## [TASK TO CARRY OUT]
Identify the lines that contain the string "Materials", then copy each of them.

______

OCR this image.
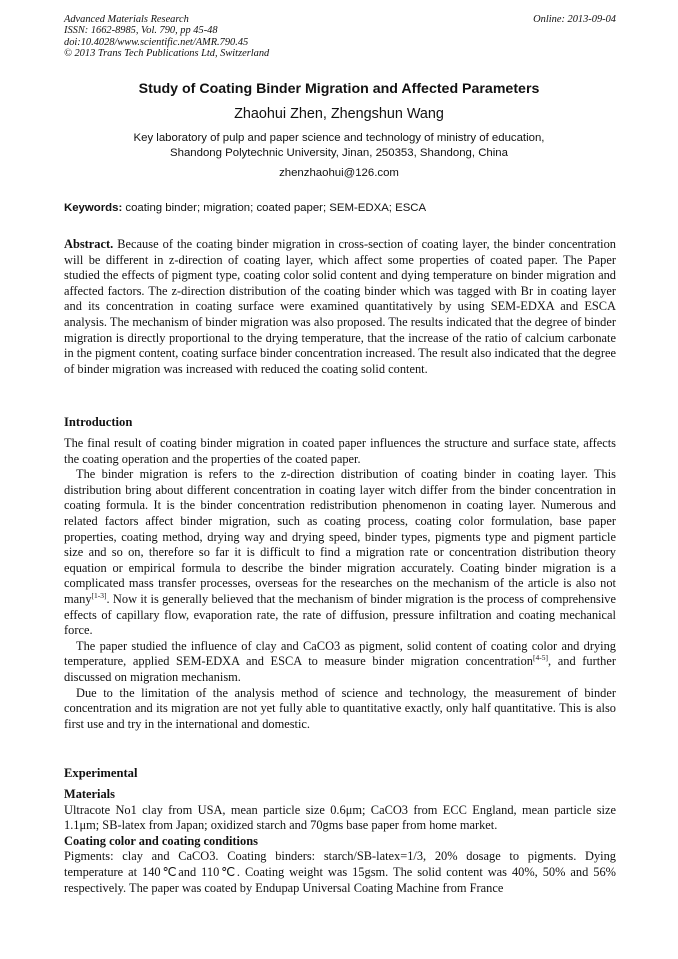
Advanced Materials Research
ISSN: 1662-8985, Vol. 790, pp 45-48
doi:10.4028/www.scientific.net/AMR.790.45
© 2013 Trans Tech Publications Ltd, Switzerland
Online: 2013-09-04
Study of Coating Binder Migration and Affected Parameters
Zhaohui Zhen, Zhengshun Wang
Key laboratory of pulp and paper science and technology of ministry of education,
Shandong Polytechnic University, Jinan, 250353, Shandong, China
zhenzhaohui@126.com
Keywords: coating binder; migration; coated paper; SEM-EDXA; ESCA
Abstract. Because of the coating binder migration in cross-section of coating layer, the binder concentration will be different in z-direction of coating layer, which affect some properties of coated paper. The Paper studied the effects of pigment type, coating color solid content and dying temperature on binder migration and affected factors. The z-direction distribution of the coating binder which was tagged with Br in coating layer and its concentration in coating surface were examined quantitatively by using SEM-EDXA and ESCA analysis. The mechanism of binder migration was also proposed. The results indicated that the degree of binder migration is directly proportional to the drying temperature, that the increase of the ratio of calcium carbonate in the pigment content, coating surface binder concentration increased. The result also indicated that the degree of binder migration was increased with reduced the coating solid content.
Introduction

The final result of coating binder migration in coated paper influences the structure and surface state, affects the coating operation and the properties of the coated paper.

The binder migration is refers to the z-direction distribution of coating binder in coating layer. This distribution bring about different concentration in coating layer witch differ from the binder concentration in coating formula. It is the binder concentration redistribution phenomenon in coating layer. Numerous and related factors affect binder migration, such as coating process, coating color formulation, base paper properties, coating method, drying way and drying speed, binder types, pigments type and pigment particle size and so on, therefore so far it is difficult to find a migration rate or concentration distribution theory equation or empirical formula to describe the binder migration accurately. Coating binder migration is a complicated mass transfer processes, overseas for the researches on the mechanism of the article is also not many[1-3]. Now it is generally believed that the mechanism of binder migration is the process of comprehensive effects of capillary flow, evaporation rate, the rate of diffusion, pressure infiltration and coating mechanical force.

The paper studied the influence of clay and CaCO3 as pigment, solid content of coating color and drying temperature, applied SEM-EDXA and ESCA to measure binder migration concentration[4-5], and further discussed on migration mechanism.

Due to the limitation of the analysis method of science and technology, the measurement of binder concentration and its migration are not yet fully able to quantitative exactly, only half quantitative. This is also first use and try in the international and domestic.

Experimental

Materials

Ultracote No1 clay from USA, mean particle size 0.6μm; CaCO3 from ECC England, mean particle size 1.1μm; SB-latex from Japan; oxidized starch and 70gms base paper from home market.

Coating color and coating conditions

Pigments: clay and CaCO3. Coating binders: starch/SB-latex=1/3, 20% dosage to pigments. Dying temperature at 140℃and 110℃. Coating weight was 15gsm. The solid content was 40%, 50% and 56% respectively. The paper was coated by Endupap Universal Coating Machine from France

______

## [COMPLETE ANSWER]
Advanced Materials Research
Materials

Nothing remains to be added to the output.